Directive:
Your task is to reproduce the entries below word for word.

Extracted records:
-=-=-

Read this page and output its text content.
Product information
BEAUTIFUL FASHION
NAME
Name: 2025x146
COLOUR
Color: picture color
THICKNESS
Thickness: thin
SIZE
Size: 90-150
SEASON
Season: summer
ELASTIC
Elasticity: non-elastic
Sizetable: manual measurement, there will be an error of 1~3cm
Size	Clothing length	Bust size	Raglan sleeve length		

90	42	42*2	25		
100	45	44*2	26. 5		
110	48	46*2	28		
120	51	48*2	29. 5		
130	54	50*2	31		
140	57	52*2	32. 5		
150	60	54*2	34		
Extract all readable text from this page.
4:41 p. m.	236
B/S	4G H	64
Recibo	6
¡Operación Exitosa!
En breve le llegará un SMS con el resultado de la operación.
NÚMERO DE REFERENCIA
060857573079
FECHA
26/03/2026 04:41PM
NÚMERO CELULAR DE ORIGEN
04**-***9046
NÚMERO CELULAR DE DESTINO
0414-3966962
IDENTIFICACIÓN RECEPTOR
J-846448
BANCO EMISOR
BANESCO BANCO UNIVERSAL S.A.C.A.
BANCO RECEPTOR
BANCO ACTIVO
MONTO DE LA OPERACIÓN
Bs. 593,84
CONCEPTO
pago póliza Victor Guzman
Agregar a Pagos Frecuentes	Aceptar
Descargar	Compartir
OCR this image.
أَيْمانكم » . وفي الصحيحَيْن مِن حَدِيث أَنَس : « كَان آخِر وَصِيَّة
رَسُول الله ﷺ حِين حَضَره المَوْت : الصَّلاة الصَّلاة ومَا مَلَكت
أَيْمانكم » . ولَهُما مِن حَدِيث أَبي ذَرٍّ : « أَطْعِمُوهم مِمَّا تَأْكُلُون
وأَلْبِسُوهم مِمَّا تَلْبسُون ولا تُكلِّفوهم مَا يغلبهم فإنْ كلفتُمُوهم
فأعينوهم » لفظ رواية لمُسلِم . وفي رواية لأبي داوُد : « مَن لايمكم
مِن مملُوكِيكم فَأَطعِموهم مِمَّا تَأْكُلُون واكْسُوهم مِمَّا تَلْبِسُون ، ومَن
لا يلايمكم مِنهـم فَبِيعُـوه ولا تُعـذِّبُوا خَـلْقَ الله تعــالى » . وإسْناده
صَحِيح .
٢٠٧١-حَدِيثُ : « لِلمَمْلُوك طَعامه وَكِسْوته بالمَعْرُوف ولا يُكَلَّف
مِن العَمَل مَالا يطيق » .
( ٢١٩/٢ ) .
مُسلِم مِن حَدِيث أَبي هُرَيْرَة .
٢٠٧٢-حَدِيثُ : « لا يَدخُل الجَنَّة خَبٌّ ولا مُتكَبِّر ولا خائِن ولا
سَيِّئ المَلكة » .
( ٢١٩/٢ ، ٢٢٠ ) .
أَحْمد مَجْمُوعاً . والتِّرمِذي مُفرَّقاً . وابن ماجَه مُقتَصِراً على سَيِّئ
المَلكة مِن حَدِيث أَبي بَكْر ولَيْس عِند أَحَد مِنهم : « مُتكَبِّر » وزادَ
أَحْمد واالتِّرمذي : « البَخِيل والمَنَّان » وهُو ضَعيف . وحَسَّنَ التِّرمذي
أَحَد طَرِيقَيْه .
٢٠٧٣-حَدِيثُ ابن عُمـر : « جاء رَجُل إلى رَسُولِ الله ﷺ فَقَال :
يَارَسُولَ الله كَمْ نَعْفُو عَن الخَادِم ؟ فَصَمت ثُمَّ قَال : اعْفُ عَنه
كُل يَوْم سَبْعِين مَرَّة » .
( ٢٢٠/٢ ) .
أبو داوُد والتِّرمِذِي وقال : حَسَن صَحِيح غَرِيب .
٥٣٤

-=-=-

Task answer:
Read this page and output its text content.
Product information
BEAUTIFUL FASHION
NAME
Name: 2025x146
COLOUR
Color: picture color
THICKNESS
Thickness: thin
SIZE
Size: 90-150
SEASON
Season: summer
ELASTIC
Elasticity: non-elastic
Sizetable: manual measurement, there will be an error of 1~3cm
Size	Clothing length	Bust size	Raglan sleeve length		

90	42	42*2	25		
100	45	44*2	26. 5		
110	48	46*2	28		
120	51	48*2	29. 5		
130	54	50*2	31		
140	57	52*2	32. 5		
150	60	54*2	34		
Extract all readable text from this page.
4:41 p. m.	236
B/S	4G H	64
Recibo	6
¡Operación Exitosa!
En breve le llegará un SMS con el resultado de la operación.
NÚMERO DE REFERENCIA
060857573079
FECHA
26/03/2026 04:41PM
NÚMERO CELULAR DE ORIGEN
04**-***9046
NÚMERO CELULAR DE DESTINO
0414-3966962
IDENTIFICACIÓN RECEPTOR
J-846448
BANCO EMISOR
BANESCO BANCO UNIVERSAL S.A.C.A.
BANCO RECEPTOR
BANCO ACTIVO
MONTO DE LA OPERACIÓN
Bs. 593,84
CONCEPTO
pago póliza Victor Guzman
Agregar a Pagos Frecuentes	Aceptar
Descargar	Compartir
OCR this image.
أَيْمانكم » . وفي الصحيحَيْن مِن حَدِيث أَنَس : « كَان آخِر وَصِيَّة
رَسُول الله ﷺ حِين حَضَره المَوْت : الصَّلاة الصَّلاة ومَا مَلَكت
أَيْمانكم » . ولَهُما مِن حَدِيث أَبي ذَرٍّ : « أَطْعِمُوهم مِمَّا تَأْكُلُون
وأَلْبِسُوهم مِمَّا تَلْبسُون ولا تُكلِّفوهم مَا يغلبهم فإنْ كلفتُمُوهم
فأعينوهم » لفظ رواية لمُسلِم . وفي رواية لأبي داوُد : « مَن لايمكم
مِن مملُوكِيكم فَأَطعِموهم مِمَّا تَأْكُلُون واكْسُوهم مِمَّا تَلْبِسُون ، ومَن
لا يلايمكم مِنهـم فَبِيعُـوه ولا تُعـذِّبُوا خَـلْقَ الله تعــالى » . وإسْناده
صَحِيح .
٢٠٧١-حَدِيثُ : « لِلمَمْلُوك طَعامه وَكِسْوته بالمَعْرُوف ولا يُكَلَّف
مِن العَمَل مَالا يطيق » .
( ٢١٩/٢ ) .
مُسلِم مِن حَدِيث أَبي هُرَيْرَة .
٢٠٧٢-حَدِيثُ : « لا يَدخُل الجَنَّة خَبٌّ ولا مُتكَبِّر ولا خائِن ولا
سَيِّئ المَلكة » .
( ٢١٩/٢ ، ٢٢٠ ) .
أَحْمد مَجْمُوعاً . والتِّرمِذي مُفرَّقاً . وابن ماجَه مُقتَصِراً على سَيِّئ
المَلكة مِن حَدِيث أَبي بَكْر ولَيْس عِند أَحَد مِنهم : « مُتكَبِّر » وزادَ
أَحْمد واالتِّرمذي : « البَخِيل والمَنَّان » وهُو ضَعيف . وحَسَّنَ التِّرمذي
أَحَد طَرِيقَيْه .
٢٠٧٣-حَدِيثُ ابن عُمـر : « جاء رَجُل إلى رَسُولِ الله ﷺ فَقَال :
يَارَسُولَ الله كَمْ نَعْفُو عَن الخَادِم ؟ فَصَمت ثُمَّ قَال : اعْفُ عَنه
كُل يَوْم سَبْعِين مَرَّة » .
( ٢٢٠/٢ ) .
أبو داوُد والتِّرمِذِي وقال : حَسَن صَحِيح غَرِيب .
٥٣٤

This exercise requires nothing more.